=== Challenge ===
Return a copy of each line that holds the string "text".

=== Information given ===

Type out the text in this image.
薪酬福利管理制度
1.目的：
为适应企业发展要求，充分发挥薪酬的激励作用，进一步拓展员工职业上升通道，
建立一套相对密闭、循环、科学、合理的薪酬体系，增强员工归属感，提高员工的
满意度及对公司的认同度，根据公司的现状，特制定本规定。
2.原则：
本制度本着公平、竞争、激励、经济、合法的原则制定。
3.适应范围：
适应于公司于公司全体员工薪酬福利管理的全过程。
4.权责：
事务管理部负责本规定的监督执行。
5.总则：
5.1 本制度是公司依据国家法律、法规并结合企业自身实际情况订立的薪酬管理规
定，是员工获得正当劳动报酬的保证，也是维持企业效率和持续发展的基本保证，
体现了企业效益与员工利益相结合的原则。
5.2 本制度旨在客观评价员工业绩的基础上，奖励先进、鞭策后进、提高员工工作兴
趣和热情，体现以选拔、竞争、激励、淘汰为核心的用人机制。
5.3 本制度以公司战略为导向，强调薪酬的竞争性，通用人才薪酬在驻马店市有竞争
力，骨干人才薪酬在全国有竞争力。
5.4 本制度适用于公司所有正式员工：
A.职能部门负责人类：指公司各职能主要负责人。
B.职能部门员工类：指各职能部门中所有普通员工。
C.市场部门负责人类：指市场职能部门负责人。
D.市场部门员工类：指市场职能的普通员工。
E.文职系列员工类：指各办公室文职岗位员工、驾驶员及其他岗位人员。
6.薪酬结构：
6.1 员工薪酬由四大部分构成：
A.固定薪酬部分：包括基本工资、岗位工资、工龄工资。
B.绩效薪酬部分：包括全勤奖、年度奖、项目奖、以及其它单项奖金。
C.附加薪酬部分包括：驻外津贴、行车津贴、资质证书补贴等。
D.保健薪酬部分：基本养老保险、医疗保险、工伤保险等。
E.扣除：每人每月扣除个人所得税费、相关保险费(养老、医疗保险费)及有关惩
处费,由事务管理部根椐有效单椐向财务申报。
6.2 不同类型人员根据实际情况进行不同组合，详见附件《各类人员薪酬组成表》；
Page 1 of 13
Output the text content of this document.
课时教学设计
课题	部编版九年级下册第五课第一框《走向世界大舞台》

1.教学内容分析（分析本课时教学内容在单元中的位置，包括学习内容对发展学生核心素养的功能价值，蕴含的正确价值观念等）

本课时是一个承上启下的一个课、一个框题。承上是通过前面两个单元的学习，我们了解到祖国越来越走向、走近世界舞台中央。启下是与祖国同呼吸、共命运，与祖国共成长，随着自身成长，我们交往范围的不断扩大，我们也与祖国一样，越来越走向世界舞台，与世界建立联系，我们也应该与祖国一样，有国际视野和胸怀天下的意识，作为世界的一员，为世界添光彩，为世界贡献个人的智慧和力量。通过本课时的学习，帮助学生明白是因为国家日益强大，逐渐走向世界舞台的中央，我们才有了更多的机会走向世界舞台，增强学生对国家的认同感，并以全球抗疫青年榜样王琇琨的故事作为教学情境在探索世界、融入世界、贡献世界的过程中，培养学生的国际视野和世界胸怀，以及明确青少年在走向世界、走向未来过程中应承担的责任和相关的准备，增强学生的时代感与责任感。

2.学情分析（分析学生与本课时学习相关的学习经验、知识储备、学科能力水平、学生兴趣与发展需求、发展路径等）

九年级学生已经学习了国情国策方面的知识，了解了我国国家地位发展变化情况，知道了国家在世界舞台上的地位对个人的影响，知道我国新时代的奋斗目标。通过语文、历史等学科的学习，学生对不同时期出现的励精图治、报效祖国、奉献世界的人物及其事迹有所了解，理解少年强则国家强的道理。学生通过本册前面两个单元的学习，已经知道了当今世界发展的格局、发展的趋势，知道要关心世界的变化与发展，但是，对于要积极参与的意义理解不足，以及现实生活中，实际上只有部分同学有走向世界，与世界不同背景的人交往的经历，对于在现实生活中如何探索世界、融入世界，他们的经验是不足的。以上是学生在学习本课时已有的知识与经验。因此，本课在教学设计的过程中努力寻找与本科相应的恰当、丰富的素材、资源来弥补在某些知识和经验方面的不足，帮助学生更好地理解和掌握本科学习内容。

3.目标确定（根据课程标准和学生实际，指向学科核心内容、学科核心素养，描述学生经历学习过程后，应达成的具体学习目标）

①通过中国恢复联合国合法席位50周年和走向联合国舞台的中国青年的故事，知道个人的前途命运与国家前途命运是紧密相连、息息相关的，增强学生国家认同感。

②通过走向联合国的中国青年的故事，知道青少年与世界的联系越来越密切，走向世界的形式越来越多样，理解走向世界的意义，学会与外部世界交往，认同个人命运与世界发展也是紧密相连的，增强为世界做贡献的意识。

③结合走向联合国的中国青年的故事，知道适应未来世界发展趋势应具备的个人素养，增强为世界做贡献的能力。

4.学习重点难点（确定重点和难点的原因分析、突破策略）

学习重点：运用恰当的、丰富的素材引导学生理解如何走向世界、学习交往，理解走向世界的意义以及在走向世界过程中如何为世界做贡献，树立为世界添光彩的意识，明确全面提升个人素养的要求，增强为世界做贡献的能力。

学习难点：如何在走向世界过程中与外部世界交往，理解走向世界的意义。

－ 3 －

=== Output below ===
Type out the text in this image.
Output the text content of this document.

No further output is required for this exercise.